**TASK TO CARRY OUT**.
Retype every row from the one containing "legend-swatch-local <box>376 162" down to the one containing "data-label: 9 <box>376 430 382 441</box>", keeping both of those rows.

***

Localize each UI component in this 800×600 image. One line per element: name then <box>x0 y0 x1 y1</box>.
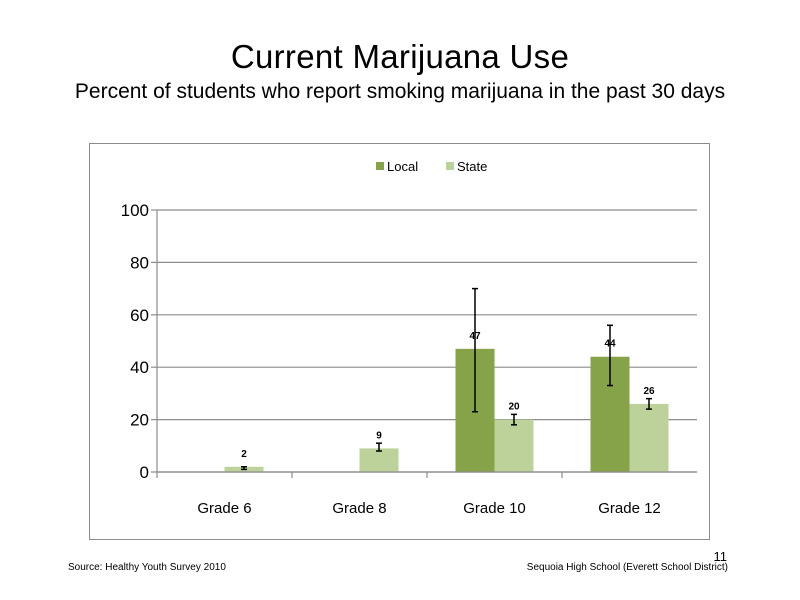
legend-swatch-local <box>376 162 384 170</box>
data-label: 47 <box>469 331 481 342</box>
x-tick-label: Grade 8 <box>332 500 386 517</box>
source-note: Source: Healthy Youth Survey 2010 <box>68 562 226 573</box>
y-tick-label: 40 <box>130 358 149 377</box>
slide-title: Current Marijuana Use <box>230 38 570 75</box>
y-tick-label: 20 <box>130 411 149 430</box>
legend-swatch-state <box>446 162 454 170</box>
data-label: 20 <box>508 402 520 413</box>
chart-frame <box>89 143 710 540</box>
data-label: 2 <box>241 449 247 460</box>
y-tick-label: 80 <box>130 253 149 272</box>
y-tick-label: 100 <box>121 201 149 220</box>
y-tick-label: 60 <box>130 306 149 325</box>
data-label: 26 <box>643 386 655 397</box>
school-name: Sequoia High School (Everett School Dist… <box>526 562 728 573</box>
bar-state <box>494 419 534 472</box>
page-number: 11 <box>713 549 728 564</box>
bar-state <box>359 448 399 472</box>
legend-label-local: Local <box>387 159 418 174</box>
slide-subtitle: Percent of students who report smoking m… <box>74 80 726 103</box>
bar-state <box>629 403 669 472</box>
x-tick-label: Grade 12 <box>598 500 661 517</box>
y-tick-label: 0 <box>140 463 149 482</box>
x-tick-label: Grade 6 <box>197 500 251 517</box>
data-label: 44 <box>604 339 616 350</box>
data-label: 9 <box>376 430 382 441</box>
x-tick-label: Grade 10 <box>463 500 526 517</box>
legend-label-state: State <box>457 159 487 174</box>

***

**CORRECT RESULT**.
legend-swatch-local <box>376 162 384 170</box>
data-label: 47 <box>469 331 481 342</box>
x-tick-label: Grade 8 <box>332 500 386 517</box>
source-note: Source: Healthy Youth Survey 2010 <box>68 562 226 573</box>
y-tick-label: 40 <box>130 358 149 377</box>
slide-title: Current Marijuana Use <box>230 38 570 75</box>
y-tick-label: 20 <box>130 411 149 430</box>
legend-swatch-state <box>446 162 454 170</box>
data-label: 20 <box>508 402 520 413</box>
chart-frame <box>89 143 710 540</box>
data-label: 2 <box>241 449 247 460</box>
y-tick-label: 80 <box>130 253 149 272</box>
y-tick-label: 100 <box>121 201 149 220</box>
y-tick-label: 60 <box>130 306 149 325</box>
data-label: 26 <box>643 386 655 397</box>
school-name: Sequoia High School (Everett School Dist… <box>526 562 728 573</box>
bar-state <box>494 419 534 472</box>
page-number: 11 <box>713 549 728 564</box>
bar-state <box>359 448 399 472</box>
legend-label-local: Local <box>387 159 418 174</box>
slide-subtitle: Percent of students who report smoking m… <box>74 80 726 103</box>
bar-state <box>629 403 669 472</box>
x-tick-label: Grade 12 <box>598 500 661 517</box>
y-tick-label: 0 <box>140 463 149 482</box>
x-tick-label: Grade 6 <box>197 500 251 517</box>
data-label: 44 <box>604 339 616 350</box>
data-label: 9 <box>376 430 382 441</box>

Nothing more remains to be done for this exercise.